__Exercise instructions__. Make an exact copy of the records, with the pictures left out.

__Entries shown__.
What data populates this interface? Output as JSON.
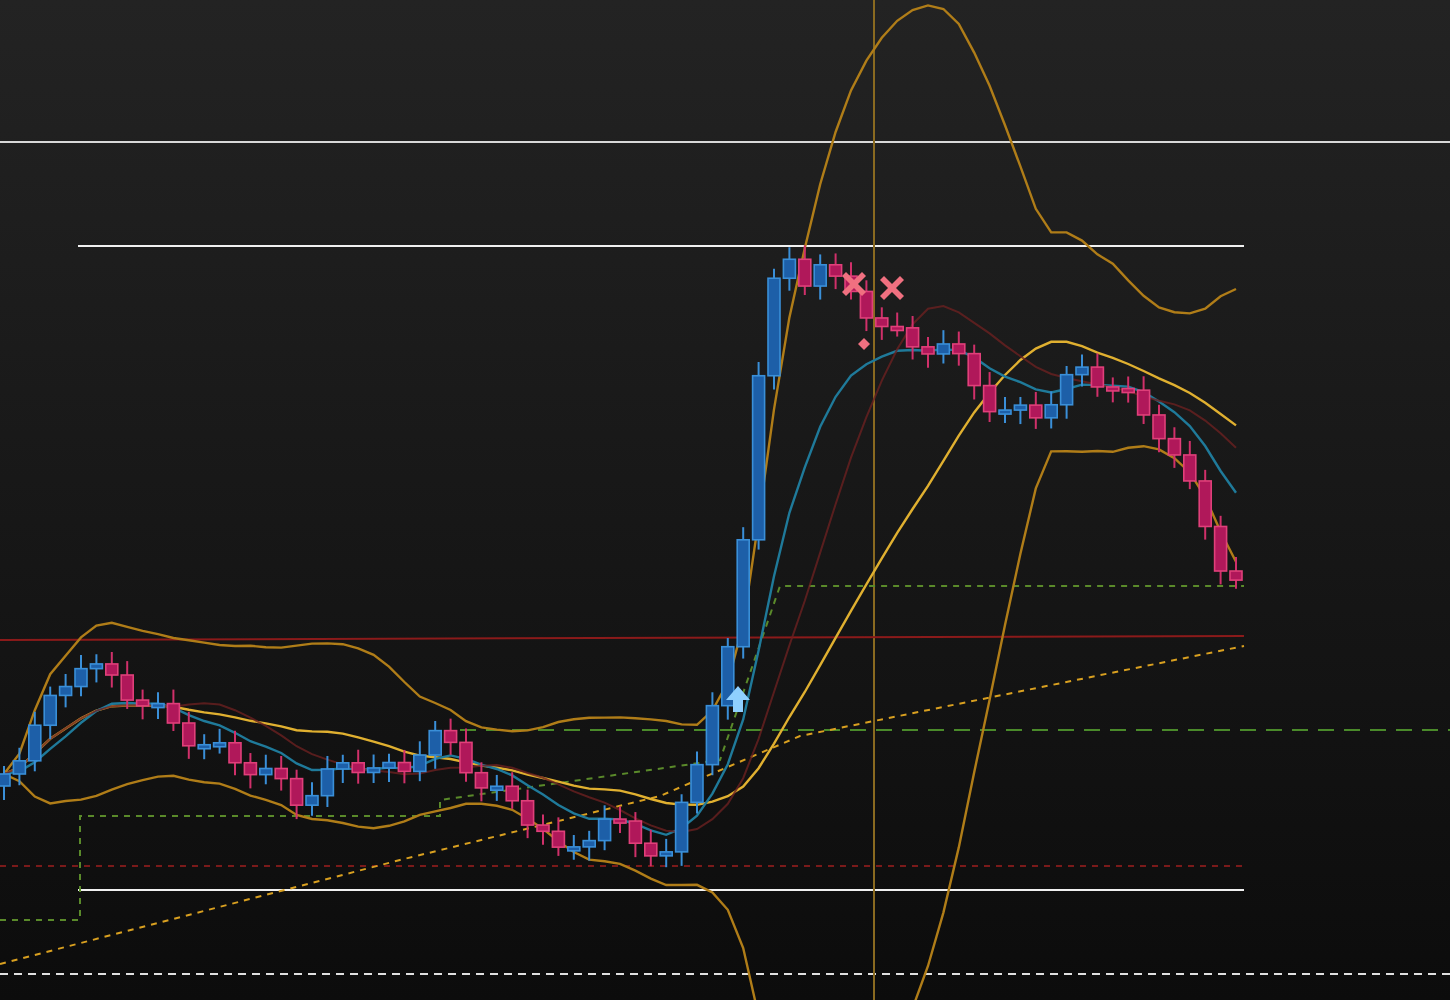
{
  "chart": {
    "signals": [
      {
        "kind": "buy"
      },
      {
        "kind": "sell"
      },
      {
        "kind": "sell"
      },
      {
        "kind": "exit"
      }
    ]
  }
}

__Task solution__.
What data populates this interface? Output as JSON.
{
  "chart": {
    "signals": [
      {
        "kind": "buy"
      },
      {
        "kind": "sell"
      },
      {
        "kind": "sell"
      },
      {
        "kind": "exit"
      }
    ]
  }
}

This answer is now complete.